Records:
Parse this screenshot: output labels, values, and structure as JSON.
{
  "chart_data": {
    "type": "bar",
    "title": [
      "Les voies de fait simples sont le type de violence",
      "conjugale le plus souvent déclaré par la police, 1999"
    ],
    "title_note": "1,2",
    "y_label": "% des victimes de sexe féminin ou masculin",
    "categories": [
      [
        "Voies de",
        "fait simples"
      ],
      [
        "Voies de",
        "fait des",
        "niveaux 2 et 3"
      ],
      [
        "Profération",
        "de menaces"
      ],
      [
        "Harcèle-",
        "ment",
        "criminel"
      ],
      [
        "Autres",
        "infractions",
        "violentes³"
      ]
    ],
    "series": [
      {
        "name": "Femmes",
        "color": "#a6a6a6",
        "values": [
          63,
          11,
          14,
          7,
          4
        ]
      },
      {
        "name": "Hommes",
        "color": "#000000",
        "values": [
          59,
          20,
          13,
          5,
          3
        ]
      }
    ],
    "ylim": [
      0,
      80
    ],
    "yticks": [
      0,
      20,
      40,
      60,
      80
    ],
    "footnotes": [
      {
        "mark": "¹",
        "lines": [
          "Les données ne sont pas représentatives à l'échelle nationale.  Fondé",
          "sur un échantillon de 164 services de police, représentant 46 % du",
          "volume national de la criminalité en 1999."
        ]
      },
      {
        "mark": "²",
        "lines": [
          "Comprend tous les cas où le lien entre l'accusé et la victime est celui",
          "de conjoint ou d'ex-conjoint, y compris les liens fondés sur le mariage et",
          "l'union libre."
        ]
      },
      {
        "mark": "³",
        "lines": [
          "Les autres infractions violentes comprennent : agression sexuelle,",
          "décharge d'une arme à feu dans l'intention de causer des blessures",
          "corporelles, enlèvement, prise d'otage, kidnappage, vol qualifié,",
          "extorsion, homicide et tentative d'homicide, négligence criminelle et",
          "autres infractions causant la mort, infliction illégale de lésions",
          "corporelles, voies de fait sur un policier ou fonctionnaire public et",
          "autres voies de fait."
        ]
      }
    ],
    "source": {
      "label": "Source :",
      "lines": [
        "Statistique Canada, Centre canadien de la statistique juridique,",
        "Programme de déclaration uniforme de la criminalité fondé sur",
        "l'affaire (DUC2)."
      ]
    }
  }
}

* _What to work on_
Working from the material above, retype it in its entirety without change.

* _Written answer_
Parse this screenshot: output labels, values, and structure as JSON.
{
  "chart_data": {
    "type": "bar",
    "title": [
      "Les voies de fait simples sont le type de violence",
      "conjugale le plus souvent déclaré par la police, 1999"
    ],
    "title_note": "1,2",
    "y_label": "% des victimes de sexe féminin ou masculin",
    "categories": [
      [
        "Voies de",
        "fait simples"
      ],
      [
        "Voies de",
        "fait des",
        "niveaux 2 et 3"
      ],
      [
        "Profération",
        "de menaces"
      ],
      [
        "Harcèle-",
        "ment",
        "criminel"
      ],
      [
        "Autres",
        "infractions",
        "violentes³"
      ]
    ],
    "series": [
      {
        "name": "Femmes",
        "color": "#a6a6a6",
        "values": [
          63,
          11,
          14,
          7,
          4
        ]
      },
      {
        "name": "Hommes",
        "color": "#000000",
        "values": [
          59,
          20,
          13,
          5,
          3
        ]
      }
    ],
    "ylim": [
      0,
      80
    ],
    "yticks": [
      0,
      20,
      40,
      60,
      80
    ],
    "footnotes": [
      {
        "mark": "¹",
        "lines": [
          "Les données ne sont pas représentatives à l'échelle nationale.  Fondé",
          "sur un échantillon de 164 services de police, représentant 46 % du",
          "volume national de la criminalité en 1999."
        ]
      },
      {
        "mark": "²",
        "lines": [
          "Comprend tous les cas où le lien entre l'accusé et la victime est celui",
          "de conjoint ou d'ex-conjoint, y compris les liens fondés sur le mariage et",
          "l'union libre."
        ]
      },
      {
        "mark": "³",
        "lines": [
          "Les autres infractions violentes comprennent : agression sexuelle,",
          "décharge d'une arme à feu dans l'intention de causer des blessures",
          "corporelles, enlèvement, prise d'otage, kidnappage, vol qualifié,",
          "extorsion, homicide et tentative d'homicide, négligence criminelle et",
          "autres infractions causant la mort, infliction illégale de lésions",
          "corporelles, voies de fait sur un policier ou fonctionnaire public et",
          "autres voies de fait."
        ]
      }
    ],
    "source": {
      "label": "Source :",
      "lines": [
        "Statistique Canada, Centre canadien de la statistique juridique,",
        "Programme de déclaration uniforme de la criminalité fondé sur",
        "l'affaire (DUC2)."
      ]
    }
  }
}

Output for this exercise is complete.